■ **Source document**

+++++

I set the groundwork for understanding the red pill in Part 1, now we are diving straight into the red pill in Part 2. My hope is that you will gain a little more understanding of the red pill universe in this article. See you on the other side.
As you begin to read into the manosphere you will see there is a very particular jargon that is used. Often, for those who are unfamiliar, it’s difficult to understand what is being said because of all the abbreviations and acronyms being used. I set out to make a bit of a cheat sheet for the first bit, however this is not an all inclusive list. This should help get you going.
Red Pill Terminology:
These are my definitions, obviously there isn’t a consensus.
- The Red Pill – It’s why you are reading this
- Sexual Market Value – Your objective value to the opposite gender as compared to your competition. Think scale of 1-10.
- Sexual Marketplace – The sexual market where men and women are judged by others.
- Alpha Male
- The jerkboy, the guy all girls want to be with, and all guys want to be like. He is a natural leader, oozing with charisma and personality.
- Beta Male/AFC
- Average Frustrated Chump – Most other men fall into this category, they are the providers, the yes men, the ones who do whatever anyone else asks despite negative outcomes.
- These are the men who have “opted out” of the sexual marketplace, great example are the herbivores of japan.
- Men Going Their Own Way – These men are playing to their own tune – not seeking out relationships with women and striving to blaze their own path in life.
- Alpha Fucks / Beta Bucks – This term refers to the dualistic mating strategy that women have – desiring the passion with an Alpha Male, but desiring the stability and security of a Beta’s Bucks (money/security/familiarity). Most Married men.
- Plates/Spinning plates
- Having multiple partners at a time, ie dating several people. By the way dating=fucking.
- Long Term Relationship
- All Women Are Like That – Everyone wants to think “their” woman isn’t like that, “she would never cheat, MY girl is different”, “She loves it when I hang out with other women.” No she isn’t, No she doesn’t, AWALT.
- My girl isn’t like that she is super amazing, she is so rare she is a special snowflake, different than all the rest. She is as real as a Unicorn.
- Some refer to this as a soulmate, the ONE and ONLY person I could possibly be happy with, therefore I’ll do ANYTHING to keep her.
- This term is HUGE – books have been written about it. But to shorten it down it’s the sexual tension/attraction/interactions between people and the rules that apply to those situations.
- A (beta) man caught in the gravity of a female. She feeds him crumbs and uses him like an emotional tampon, he thinks if I keep this up I’ll earn her attraction. The Friend Zone.
- Briffault’s Law
- The female, not the male, determines all the conditions of the animal family. Where the female can derive no benefit from association with the male, no such association takes place.
- Rationalization hamster
- Women need to rationalize their actions and have plausible deniability for her actions. ie. Regret the one night stand you just had? It must have been rape.
- Woman is always evaluating if you’re her best bet. Dualistic Mating Strategy. AF/BB.
- Natural order is: God->Man->Woman->Child->Animals Love flows from left to right. Respect flows from right to left. Woman just can’t empathize with being a Man.
What To Get Out of TRP Theory
What does any of this mean? Why do I care about any of it? Well, no matter who you are it does matter. One of my sons loves playing board games with his siblings, however he likes to play by his own rules at times. So technically he is playing the same game as his siblings, however he does not progress like the others do and in turn he gets very frustrated and angry and will quit. I witnessed this the other night when they were playing Risk. The next day he asked to play again but by the official rules and had a great time.

+++++

■ **Given material**
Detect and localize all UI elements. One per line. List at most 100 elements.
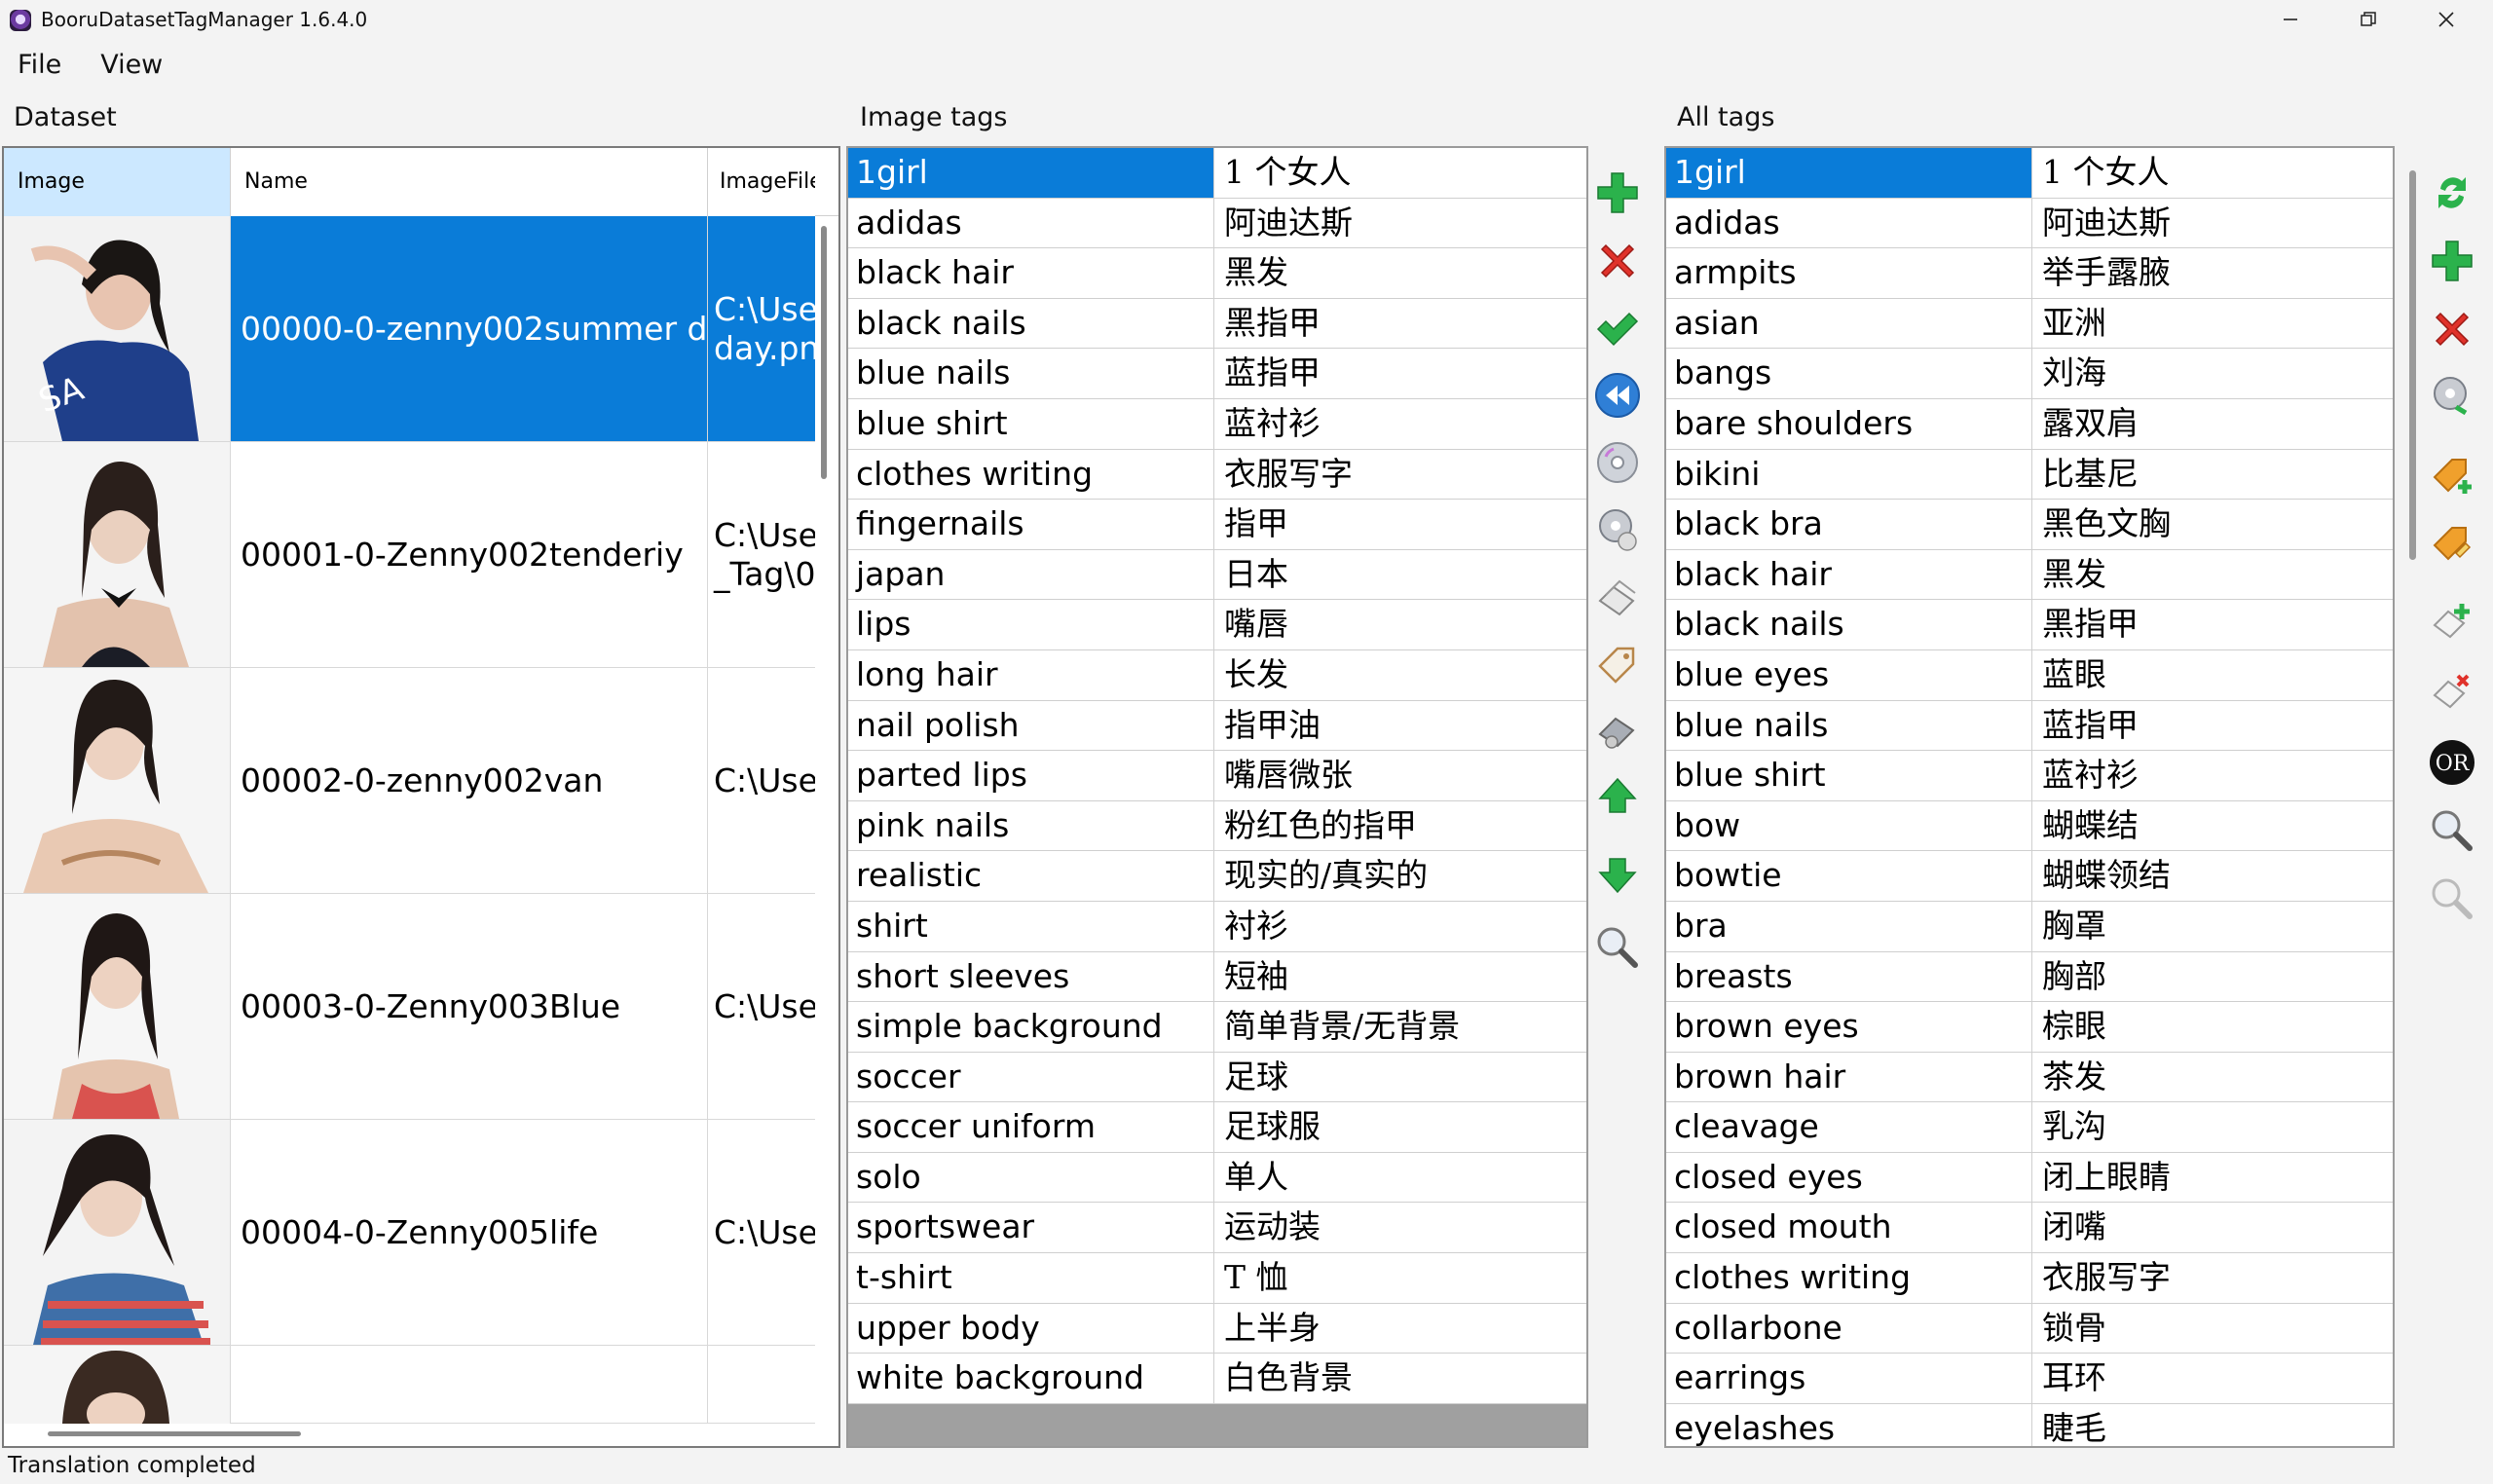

+++++

■ **Task requirements**
[1] In the red pill article, which game were the children playing on the night the son got frustrated?
[2] Condense the red pill article's paragraph that opens "What does any of this mean?" while keeping its main facts.
Please rely only on the red pill article, not the data.

■ **Full answers**
[1] Risk.

[2] This matters no matter who you are. One son sometimes plays board games with his siblings by his own rules. He is technically in the same game but doesn't progress like the others, so he gets frustrated and angry and quits. This happened one night during Risk. The next day he asked to play by the official rules and had a great time.